◆ **Objective**: Extract the lines that carry the string "Hazle" from the listing.

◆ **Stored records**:
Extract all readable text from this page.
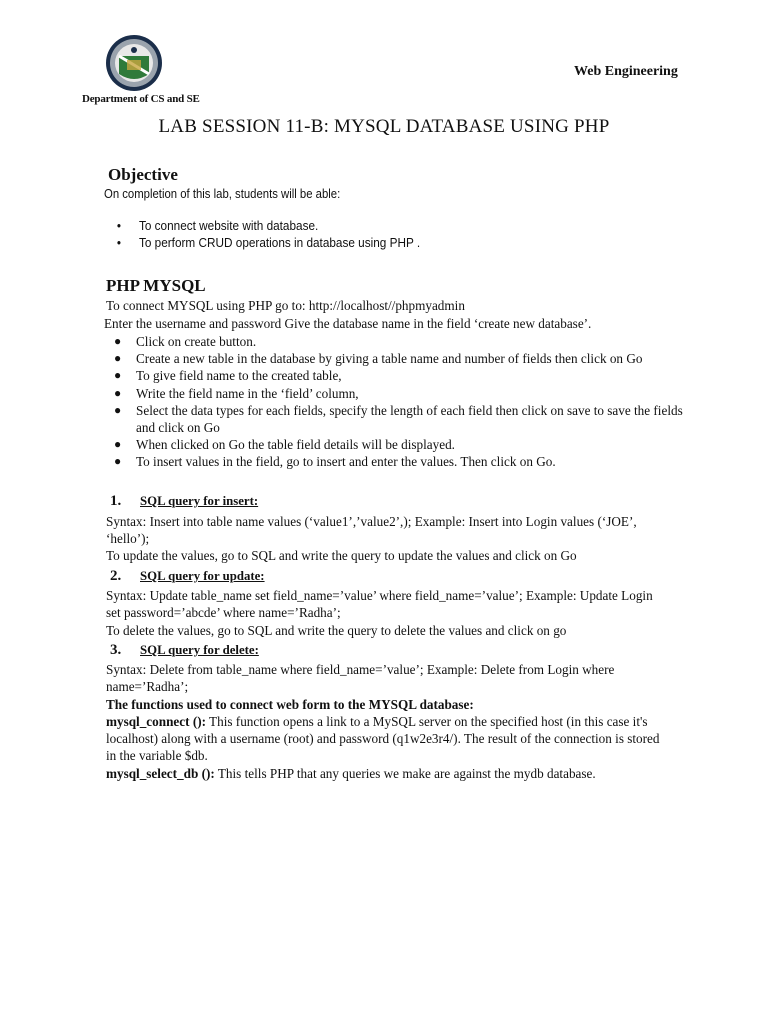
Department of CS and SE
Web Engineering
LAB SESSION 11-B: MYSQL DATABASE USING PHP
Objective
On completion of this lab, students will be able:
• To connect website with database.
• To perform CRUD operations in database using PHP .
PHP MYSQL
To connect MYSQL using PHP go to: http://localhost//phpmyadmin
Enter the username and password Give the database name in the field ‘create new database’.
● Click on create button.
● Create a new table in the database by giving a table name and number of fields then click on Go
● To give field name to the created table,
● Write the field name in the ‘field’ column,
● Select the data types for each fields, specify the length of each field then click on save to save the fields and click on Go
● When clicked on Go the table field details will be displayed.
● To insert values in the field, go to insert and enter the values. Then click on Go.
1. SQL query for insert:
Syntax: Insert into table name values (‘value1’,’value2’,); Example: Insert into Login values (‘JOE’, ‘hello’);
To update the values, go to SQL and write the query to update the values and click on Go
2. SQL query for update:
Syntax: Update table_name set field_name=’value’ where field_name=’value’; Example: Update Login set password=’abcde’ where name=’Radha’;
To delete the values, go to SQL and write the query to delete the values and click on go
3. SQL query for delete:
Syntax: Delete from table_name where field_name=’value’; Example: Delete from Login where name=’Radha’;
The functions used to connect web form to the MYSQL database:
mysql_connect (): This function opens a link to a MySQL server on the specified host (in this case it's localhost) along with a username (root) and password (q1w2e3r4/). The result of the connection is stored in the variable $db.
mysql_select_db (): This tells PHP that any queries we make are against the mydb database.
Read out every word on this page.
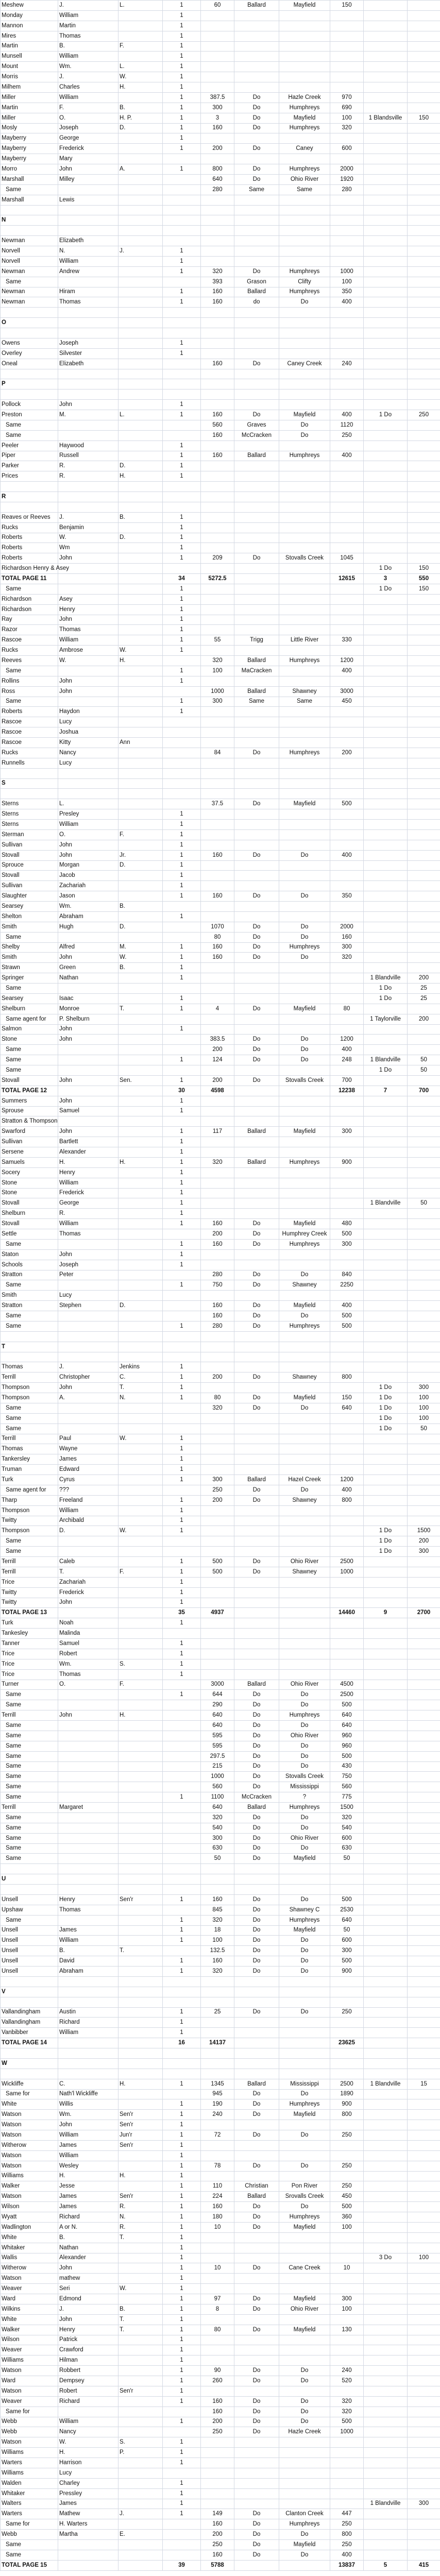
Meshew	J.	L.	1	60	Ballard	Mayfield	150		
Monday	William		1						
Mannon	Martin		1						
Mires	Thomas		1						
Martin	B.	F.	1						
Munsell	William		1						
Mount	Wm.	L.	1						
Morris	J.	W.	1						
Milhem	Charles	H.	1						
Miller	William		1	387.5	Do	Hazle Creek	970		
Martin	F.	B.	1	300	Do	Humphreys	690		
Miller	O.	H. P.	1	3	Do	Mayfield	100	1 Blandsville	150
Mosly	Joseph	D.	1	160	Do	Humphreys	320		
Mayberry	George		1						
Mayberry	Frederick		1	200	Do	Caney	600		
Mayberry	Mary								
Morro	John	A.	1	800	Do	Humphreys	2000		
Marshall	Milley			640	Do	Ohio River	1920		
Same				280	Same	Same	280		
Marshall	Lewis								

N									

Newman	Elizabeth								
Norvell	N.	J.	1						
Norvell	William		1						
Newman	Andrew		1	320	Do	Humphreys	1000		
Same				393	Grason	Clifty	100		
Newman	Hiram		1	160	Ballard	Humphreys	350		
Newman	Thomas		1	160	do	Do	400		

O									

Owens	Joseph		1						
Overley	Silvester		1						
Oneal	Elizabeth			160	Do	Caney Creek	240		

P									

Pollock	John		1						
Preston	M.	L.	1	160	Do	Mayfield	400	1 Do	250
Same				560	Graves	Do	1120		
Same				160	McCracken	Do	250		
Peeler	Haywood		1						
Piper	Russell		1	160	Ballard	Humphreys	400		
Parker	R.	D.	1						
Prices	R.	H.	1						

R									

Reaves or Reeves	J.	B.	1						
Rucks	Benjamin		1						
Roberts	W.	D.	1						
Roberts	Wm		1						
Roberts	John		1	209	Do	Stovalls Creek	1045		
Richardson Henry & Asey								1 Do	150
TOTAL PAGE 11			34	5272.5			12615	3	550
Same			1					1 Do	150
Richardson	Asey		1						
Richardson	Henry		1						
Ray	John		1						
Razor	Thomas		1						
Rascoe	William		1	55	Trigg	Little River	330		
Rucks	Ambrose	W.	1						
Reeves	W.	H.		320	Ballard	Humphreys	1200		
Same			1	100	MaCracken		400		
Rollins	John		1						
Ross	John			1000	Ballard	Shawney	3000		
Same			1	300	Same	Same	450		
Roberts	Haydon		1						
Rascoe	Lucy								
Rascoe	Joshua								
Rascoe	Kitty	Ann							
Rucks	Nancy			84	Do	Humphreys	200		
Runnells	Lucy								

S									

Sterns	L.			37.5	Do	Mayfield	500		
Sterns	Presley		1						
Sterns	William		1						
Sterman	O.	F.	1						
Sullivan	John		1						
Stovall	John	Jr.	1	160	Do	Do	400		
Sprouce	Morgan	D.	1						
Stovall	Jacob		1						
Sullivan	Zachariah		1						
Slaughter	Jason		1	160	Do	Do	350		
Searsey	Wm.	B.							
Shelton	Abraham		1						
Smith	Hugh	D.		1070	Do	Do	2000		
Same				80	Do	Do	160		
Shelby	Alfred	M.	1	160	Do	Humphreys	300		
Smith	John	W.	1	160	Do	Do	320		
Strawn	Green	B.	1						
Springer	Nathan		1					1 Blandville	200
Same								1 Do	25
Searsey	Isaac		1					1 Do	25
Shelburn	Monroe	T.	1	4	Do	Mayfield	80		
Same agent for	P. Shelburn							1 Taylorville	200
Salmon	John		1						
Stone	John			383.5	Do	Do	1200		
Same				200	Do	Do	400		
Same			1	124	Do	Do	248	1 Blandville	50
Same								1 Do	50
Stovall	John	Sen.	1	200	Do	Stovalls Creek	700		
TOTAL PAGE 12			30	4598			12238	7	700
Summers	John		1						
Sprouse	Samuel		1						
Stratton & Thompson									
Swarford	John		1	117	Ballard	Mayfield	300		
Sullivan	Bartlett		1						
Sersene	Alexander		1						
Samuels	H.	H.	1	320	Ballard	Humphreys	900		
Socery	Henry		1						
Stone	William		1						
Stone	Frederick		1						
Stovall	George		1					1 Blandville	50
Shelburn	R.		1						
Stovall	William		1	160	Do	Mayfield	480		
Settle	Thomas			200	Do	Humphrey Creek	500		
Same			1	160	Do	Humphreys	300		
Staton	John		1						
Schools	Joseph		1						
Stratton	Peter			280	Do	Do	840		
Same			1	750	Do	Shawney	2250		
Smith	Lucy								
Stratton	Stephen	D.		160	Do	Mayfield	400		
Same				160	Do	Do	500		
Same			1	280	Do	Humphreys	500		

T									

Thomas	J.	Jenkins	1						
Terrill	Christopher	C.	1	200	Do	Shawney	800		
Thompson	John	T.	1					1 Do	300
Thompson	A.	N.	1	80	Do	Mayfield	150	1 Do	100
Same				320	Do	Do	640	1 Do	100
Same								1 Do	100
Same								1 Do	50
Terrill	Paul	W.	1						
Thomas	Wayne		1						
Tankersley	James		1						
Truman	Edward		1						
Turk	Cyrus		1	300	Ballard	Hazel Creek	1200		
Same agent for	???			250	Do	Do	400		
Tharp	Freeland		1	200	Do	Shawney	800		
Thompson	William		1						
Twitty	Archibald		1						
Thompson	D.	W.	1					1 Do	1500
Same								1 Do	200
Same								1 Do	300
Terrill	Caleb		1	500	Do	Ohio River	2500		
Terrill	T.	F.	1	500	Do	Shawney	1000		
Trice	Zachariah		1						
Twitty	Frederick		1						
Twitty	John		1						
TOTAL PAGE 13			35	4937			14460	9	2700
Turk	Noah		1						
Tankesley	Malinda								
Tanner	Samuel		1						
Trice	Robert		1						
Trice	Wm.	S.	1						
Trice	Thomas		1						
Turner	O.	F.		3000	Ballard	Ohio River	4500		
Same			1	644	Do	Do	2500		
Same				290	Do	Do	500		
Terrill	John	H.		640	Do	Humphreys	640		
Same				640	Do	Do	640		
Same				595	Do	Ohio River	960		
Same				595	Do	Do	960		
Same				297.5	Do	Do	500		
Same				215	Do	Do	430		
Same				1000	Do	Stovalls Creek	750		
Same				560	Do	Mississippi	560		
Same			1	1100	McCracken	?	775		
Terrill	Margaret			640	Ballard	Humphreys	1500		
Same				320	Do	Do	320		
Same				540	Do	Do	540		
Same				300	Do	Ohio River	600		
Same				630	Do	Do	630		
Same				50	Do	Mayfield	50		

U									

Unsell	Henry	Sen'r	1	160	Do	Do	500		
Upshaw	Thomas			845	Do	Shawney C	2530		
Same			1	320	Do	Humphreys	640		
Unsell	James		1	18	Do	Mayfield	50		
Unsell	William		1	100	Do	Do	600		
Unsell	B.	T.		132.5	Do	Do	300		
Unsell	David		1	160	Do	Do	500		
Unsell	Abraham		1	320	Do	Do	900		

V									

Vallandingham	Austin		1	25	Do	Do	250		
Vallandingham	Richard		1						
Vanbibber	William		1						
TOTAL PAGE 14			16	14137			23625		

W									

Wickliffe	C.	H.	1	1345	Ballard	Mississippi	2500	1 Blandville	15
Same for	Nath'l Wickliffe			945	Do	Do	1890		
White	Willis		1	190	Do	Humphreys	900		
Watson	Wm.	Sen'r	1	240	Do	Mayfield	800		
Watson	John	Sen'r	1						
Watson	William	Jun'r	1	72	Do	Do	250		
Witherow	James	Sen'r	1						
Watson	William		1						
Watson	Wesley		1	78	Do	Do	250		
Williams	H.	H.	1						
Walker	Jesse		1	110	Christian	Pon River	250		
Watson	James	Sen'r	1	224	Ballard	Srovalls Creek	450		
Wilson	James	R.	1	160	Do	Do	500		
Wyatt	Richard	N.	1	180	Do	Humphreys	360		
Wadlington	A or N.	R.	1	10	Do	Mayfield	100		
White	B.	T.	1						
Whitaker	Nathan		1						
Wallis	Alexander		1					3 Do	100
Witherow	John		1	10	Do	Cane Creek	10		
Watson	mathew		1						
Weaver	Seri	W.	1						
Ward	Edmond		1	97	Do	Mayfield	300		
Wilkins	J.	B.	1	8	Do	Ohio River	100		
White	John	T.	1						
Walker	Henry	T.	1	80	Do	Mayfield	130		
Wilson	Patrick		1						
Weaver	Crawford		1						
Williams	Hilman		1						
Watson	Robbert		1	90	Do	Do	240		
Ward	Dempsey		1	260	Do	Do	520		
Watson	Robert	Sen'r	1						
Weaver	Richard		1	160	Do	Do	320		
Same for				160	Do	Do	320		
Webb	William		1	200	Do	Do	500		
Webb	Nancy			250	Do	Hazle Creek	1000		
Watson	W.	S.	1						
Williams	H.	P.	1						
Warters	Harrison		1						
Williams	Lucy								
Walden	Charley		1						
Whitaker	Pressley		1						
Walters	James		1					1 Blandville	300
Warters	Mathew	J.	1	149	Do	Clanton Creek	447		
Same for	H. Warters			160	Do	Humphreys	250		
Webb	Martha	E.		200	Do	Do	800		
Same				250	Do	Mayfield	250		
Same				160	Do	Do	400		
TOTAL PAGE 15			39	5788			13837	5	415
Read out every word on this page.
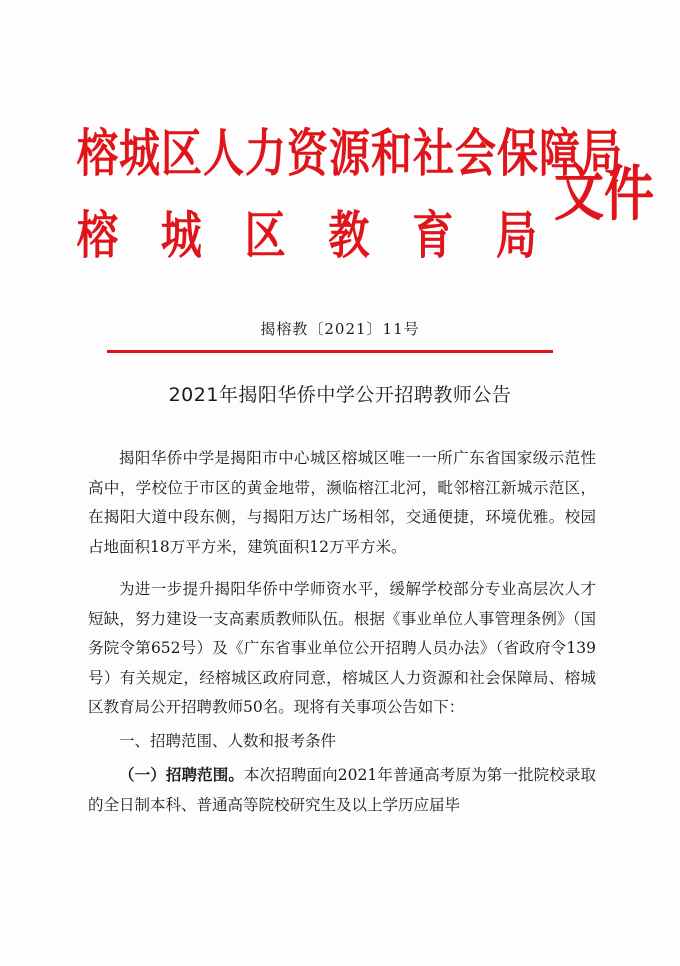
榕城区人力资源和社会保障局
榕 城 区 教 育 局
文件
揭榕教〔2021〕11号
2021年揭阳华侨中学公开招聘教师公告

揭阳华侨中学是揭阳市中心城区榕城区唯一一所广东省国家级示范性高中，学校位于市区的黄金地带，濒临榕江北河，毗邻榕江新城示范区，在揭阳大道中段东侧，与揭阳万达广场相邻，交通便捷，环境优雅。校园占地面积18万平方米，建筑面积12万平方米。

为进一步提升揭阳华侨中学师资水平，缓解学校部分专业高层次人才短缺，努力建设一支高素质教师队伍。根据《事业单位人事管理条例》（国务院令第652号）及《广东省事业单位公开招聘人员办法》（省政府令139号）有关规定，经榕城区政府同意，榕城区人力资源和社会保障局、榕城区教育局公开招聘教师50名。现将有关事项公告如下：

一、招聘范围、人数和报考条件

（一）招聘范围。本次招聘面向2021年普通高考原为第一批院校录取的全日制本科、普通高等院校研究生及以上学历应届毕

◆ **Correct result**:
Miller	William		1	387.5	Do	Hazle Creek	970		
Webb	Nancy			250	Do	Hazle Creek	1000		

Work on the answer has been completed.